THE PROBLEM:
Restate the complete material exactly.

○ ○ ○ ○

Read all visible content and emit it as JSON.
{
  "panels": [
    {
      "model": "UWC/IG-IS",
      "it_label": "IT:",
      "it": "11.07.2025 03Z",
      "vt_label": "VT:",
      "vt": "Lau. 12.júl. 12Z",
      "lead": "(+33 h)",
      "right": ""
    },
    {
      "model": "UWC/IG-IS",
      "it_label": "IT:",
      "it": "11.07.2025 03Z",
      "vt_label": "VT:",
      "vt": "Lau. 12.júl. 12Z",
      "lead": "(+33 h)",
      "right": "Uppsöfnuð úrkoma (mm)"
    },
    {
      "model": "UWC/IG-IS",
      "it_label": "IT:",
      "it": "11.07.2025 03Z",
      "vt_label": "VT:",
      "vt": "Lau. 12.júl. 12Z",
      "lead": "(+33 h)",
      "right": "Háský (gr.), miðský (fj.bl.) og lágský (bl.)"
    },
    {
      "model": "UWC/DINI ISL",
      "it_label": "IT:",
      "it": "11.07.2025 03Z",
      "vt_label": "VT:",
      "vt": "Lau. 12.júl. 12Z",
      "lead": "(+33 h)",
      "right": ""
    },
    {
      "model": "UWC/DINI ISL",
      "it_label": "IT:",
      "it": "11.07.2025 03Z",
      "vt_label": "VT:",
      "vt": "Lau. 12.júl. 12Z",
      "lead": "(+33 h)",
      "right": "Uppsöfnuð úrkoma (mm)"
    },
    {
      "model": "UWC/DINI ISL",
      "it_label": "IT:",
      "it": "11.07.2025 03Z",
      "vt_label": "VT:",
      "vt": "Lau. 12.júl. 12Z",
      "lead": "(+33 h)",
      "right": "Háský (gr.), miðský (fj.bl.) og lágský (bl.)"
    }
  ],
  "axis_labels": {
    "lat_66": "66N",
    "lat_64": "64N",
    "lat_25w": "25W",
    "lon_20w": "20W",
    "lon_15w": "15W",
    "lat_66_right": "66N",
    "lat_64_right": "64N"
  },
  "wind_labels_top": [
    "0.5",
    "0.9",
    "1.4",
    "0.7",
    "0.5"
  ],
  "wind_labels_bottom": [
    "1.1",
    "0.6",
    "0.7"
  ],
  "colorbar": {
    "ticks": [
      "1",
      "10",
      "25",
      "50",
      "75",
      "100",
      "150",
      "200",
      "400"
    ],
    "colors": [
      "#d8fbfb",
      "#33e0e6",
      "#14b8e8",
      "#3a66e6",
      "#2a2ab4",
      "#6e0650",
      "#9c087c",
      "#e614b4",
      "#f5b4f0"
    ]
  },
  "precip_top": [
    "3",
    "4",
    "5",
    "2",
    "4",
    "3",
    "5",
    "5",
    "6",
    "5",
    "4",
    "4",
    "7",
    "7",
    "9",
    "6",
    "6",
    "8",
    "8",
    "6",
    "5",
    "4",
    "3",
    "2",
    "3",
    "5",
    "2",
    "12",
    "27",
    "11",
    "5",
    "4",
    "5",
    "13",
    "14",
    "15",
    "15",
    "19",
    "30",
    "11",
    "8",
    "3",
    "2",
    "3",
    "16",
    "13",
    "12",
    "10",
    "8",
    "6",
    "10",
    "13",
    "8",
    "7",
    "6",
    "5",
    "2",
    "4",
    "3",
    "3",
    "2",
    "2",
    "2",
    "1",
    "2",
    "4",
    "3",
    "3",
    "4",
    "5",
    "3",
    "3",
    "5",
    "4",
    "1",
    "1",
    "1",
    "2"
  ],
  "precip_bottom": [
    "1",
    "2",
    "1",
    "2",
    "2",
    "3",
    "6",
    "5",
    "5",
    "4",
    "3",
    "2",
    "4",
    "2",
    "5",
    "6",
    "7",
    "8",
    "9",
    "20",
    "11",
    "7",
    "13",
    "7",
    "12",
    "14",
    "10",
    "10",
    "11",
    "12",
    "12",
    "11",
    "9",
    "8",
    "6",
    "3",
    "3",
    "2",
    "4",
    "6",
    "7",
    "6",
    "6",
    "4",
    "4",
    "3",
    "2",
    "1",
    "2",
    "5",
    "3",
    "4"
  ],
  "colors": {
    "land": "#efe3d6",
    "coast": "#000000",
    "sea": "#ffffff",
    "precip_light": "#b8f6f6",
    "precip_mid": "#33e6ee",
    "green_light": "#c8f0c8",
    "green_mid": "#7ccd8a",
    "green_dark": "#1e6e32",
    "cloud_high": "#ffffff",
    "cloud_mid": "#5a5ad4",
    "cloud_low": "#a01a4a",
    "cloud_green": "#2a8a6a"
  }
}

○ ○ ○ ○

SOLUTION FOR THIS PROBLEM:
Read all visible content and emit it as JSON.
{
  "panels": [
    {
      "model": "UWC/IG-IS",
      "it_label": "IT:",
      "it": "11.07.2025 03Z",
      "vt_label": "VT:",
      "vt": "Lau. 12.júl. 12Z",
      "lead": "(+33 h)",
      "right": ""
    },
    {
      "model": "UWC/IG-IS",
      "it_label": "IT:",
      "it": "11.07.2025 03Z",
      "vt_label": "VT:",
      "vt": "Lau. 12.júl. 12Z",
      "lead": "(+33 h)",
      "right": "Uppsöfnuð úrkoma (mm)"
    },
    {
      "model": "UWC/IG-IS",
      "it_label": "IT:",
      "it": "11.07.2025 03Z",
      "vt_label": "VT:",
      "vt": "Lau. 12.júl. 12Z",
      "lead": "(+33 h)",
      "right": "Háský (gr.), miðský (fj.bl.) og lágský (bl.)"
    },
    {
      "model": "UWC/DINI ISL",
      "it_label": "IT:",
      "it": "11.07.2025 03Z",
      "vt_label": "VT:",
      "vt": "Lau. 12.júl. 12Z",
      "lead": "(+33 h)",
      "right": ""
    },
    {
      "model": "UWC/DINI ISL",
      "it_label": "IT:",
      "it": "11.07.2025 03Z",
      "vt_label": "VT:",
      "vt": "Lau. 12.júl. 12Z",
      "lead": "(+33 h)",
      "right": "Uppsöfnuð úrkoma (mm)"
    },
    {
      "model": "UWC/DINI ISL",
      "it_label": "IT:",
      "it": "11.07.2025 03Z",
      "vt_label": "VT:",
      "vt": "Lau. 12.júl. 12Z",
      "lead": "(+33 h)",
      "right": "Háský (gr.), miðský (fj.bl.) og lágský (bl.)"
    }
  ],
  "axis_labels": {
    "lat_66": "66N",
    "lat_64": "64N",
    "lat_25w": "25W",
    "lon_20w": "20W",
    "lon_15w": "15W",
    "lat_66_right": "66N",
    "lat_64_right": "64N"
  },
  "wind_labels_top": [
    "0.5",
    "0.9",
    "1.4",
    "0.7",
    "0.5"
  ],
  "wind_labels_bottom": [
    "1.1",
    "0.6",
    "0.7"
  ],
  "colorbar": {
    "ticks": [
      "1",
      "10",
      "25",
      "50",
      "75",
      "100",
      "150",
      "200",
      "400"
    ],
    "colors": [
      "#d8fbfb",
      "#33e0e6",
      "#14b8e8",
      "#3a66e6",
      "#2a2ab4",
      "#6e0650",
      "#9c087c",
      "#e614b4",
      "#f5b4f0"
    ]
  },
  "precip_top": [
    "3",
    "4",
    "5",
    "2",
    "4",
    "3",
    "5",
    "5",
    "6",
    "5",
    "4",
    "4",
    "7",
    "7",
    "9",
    "6",
    "6",
    "8",
    "8",
    "6",
    "5",
    "4",
    "3",
    "2",
    "3",
    "5",
    "2",
    "12",
    "27",
    "11",
    "5",
    "4",
    "5",
    "13",
    "14",
    "15",
    "15",
    "19",
    "30",
    "11",
    "8",
    "3",
    "2",
    "3",
    "16",
    "13",
    "12",
    "10",
    "8",
    "6",
    "10",
    "13",
    "8",
    "7",
    "6",
    "5",
    "2",
    "4",
    "3",
    "3",
    "2",
    "2",
    "2",
    "1",
    "2",
    "4",
    "3",
    "3",
    "4",
    "5",
    "3",
    "3",
    "5",
    "4",
    "1",
    "1",
    "1",
    "2"
  ],
  "precip_bottom": [
    "1",
    "2",
    "1",
    "2",
    "2",
    "3",
    "6",
    "5",
    "5",
    "4",
    "3",
    "2",
    "4",
    "2",
    "5",
    "6",
    "7",
    "8",
    "9",
    "20",
    "11",
    "7",
    "13",
    "7",
    "12",
    "14",
    "10",
    "10",
    "11",
    "12",
    "12",
    "11",
    "9",
    "8",
    "6",
    "3",
    "3",
    "2",
    "4",
    "6",
    "7",
    "6",
    "6",
    "4",
    "4",
    "3",
    "2",
    "1",
    "2",
    "5",
    "3",
    "4"
  ],
  "colors": {
    "land": "#efe3d6",
    "coast": "#000000",
    "sea": "#ffffff",
    "precip_light": "#b8f6f6",
    "precip_mid": "#33e6ee",
    "green_light": "#c8f0c8",
    "green_mid": "#7ccd8a",
    "green_dark": "#1e6e32",
    "cloud_high": "#ffffff",
    "cloud_mid": "#5a5ad4",
    "cloud_low": "#a01a4a",
    "cloud_green": "#2a8a6a"
  }
}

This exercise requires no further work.